:: Task requirements ::
Extract the line that contains "Read out every word on this page." and every line after it to the end of the records below, exactly as written and nothing else.

:: Input for this task ::
________________________________________

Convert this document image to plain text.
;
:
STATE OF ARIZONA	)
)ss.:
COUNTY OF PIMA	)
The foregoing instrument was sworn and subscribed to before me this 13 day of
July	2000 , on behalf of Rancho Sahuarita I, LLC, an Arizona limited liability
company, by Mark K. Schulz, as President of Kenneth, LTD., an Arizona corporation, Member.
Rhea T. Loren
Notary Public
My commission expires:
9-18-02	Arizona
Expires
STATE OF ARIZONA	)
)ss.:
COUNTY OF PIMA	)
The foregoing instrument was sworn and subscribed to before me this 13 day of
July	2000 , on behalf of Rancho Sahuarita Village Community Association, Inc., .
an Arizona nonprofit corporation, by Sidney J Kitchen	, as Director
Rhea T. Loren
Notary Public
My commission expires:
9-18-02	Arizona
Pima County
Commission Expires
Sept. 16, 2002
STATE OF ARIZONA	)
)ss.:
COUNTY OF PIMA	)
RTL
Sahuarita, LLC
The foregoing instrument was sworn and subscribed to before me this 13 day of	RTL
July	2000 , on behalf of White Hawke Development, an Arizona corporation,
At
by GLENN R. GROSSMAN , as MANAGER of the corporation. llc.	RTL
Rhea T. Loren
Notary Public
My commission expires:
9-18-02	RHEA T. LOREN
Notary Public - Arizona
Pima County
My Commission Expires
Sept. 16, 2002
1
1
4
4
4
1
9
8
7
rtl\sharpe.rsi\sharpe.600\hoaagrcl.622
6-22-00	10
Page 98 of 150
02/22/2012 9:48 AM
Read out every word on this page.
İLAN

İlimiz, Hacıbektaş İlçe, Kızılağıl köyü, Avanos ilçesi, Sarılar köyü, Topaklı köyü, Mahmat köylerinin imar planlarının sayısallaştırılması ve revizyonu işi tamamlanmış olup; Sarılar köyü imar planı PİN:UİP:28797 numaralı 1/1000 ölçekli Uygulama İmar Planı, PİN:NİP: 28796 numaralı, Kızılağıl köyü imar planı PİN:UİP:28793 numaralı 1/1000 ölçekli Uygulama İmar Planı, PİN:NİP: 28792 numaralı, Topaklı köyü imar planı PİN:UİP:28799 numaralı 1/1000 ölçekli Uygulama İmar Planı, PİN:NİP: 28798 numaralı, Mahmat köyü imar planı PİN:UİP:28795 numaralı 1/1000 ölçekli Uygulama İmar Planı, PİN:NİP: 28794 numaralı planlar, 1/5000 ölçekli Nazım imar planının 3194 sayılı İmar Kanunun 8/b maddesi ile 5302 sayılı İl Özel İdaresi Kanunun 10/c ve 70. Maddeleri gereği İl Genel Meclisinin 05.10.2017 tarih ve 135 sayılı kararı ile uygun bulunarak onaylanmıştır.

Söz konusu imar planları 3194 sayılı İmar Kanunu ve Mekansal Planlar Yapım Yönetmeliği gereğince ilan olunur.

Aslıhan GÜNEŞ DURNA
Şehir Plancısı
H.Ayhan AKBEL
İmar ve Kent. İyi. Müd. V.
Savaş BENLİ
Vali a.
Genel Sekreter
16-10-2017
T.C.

________________________________________

:: Exercise response ::
Read out every word on this page.
İLAN

İlimiz, Hacıbektaş İlçe, Kızılağıl köyü, Avanos ilçesi, Sarılar köyü, Topaklı köyü, Mahmat köylerinin imar planlarının sayısallaştırılması ve revizyonu işi tamamlanmış olup; Sarılar köyü imar planı PİN:UİP:28797 numaralı 1/1000 ölçekli Uygulama İmar Planı, PİN:NİP: 28796 numaralı, Kızılağıl köyü imar planı PİN:UİP:28793 numaralı 1/1000 ölçekli Uygulama İmar Planı, PİN:NİP: 28792 numaralı, Topaklı köyü imar planı PİN:UİP:28799 numaralı 1/1000 ölçekli Uygulama İmar Planı, PİN:NİP: 28798 numaralı, Mahmat köyü imar planı PİN:UİP:28795 numaralı 1/1000 ölçekli Uygulama İmar Planı, PİN:NİP: 28794 numaralı planlar, 1/5000 ölçekli Nazım imar planının 3194 sayılı İmar Kanunun 8/b maddesi ile 5302 sayılı İl Özel İdaresi Kanunun 10/c ve 70. Maddeleri gereği İl Genel Meclisinin 05.10.2017 tarih ve 135 sayılı kararı ile uygun bulunarak onaylanmıştır.

Söz konusu imar planları 3194 sayılı İmar Kanunu ve Mekansal Planlar Yapım Yönetmeliği gereğince ilan olunur.

Aslıhan GÜNEŞ DURNA
Şehir Plancısı
H.Ayhan AKBEL
İmar ve Kent. İyi. Müd. V.
Savaş BENLİ
Vali a.
Genel Sekreter
16-10-2017
T.C.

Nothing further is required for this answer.